**Stated task**
Report the number of lines containing "System", with no other words.
──────
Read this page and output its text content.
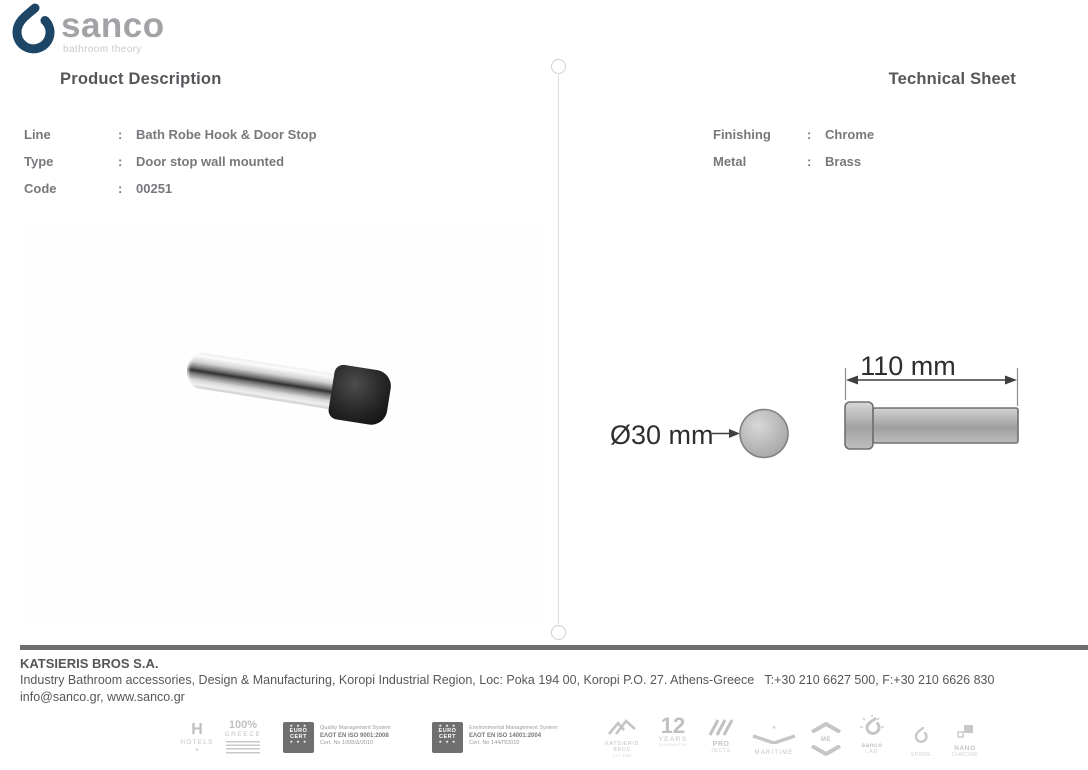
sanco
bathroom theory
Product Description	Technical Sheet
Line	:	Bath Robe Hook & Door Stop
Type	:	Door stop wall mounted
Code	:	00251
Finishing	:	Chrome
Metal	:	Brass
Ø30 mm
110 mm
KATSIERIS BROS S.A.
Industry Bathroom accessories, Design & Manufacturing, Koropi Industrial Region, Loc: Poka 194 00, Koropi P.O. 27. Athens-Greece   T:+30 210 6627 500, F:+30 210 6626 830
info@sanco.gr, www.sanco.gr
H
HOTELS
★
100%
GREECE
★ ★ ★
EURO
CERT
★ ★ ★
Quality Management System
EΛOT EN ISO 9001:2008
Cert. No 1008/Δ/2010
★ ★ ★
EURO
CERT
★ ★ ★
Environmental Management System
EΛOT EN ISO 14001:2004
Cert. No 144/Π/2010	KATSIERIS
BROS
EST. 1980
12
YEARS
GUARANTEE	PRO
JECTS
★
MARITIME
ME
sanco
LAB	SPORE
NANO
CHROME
──────
**Response to the exercise**
2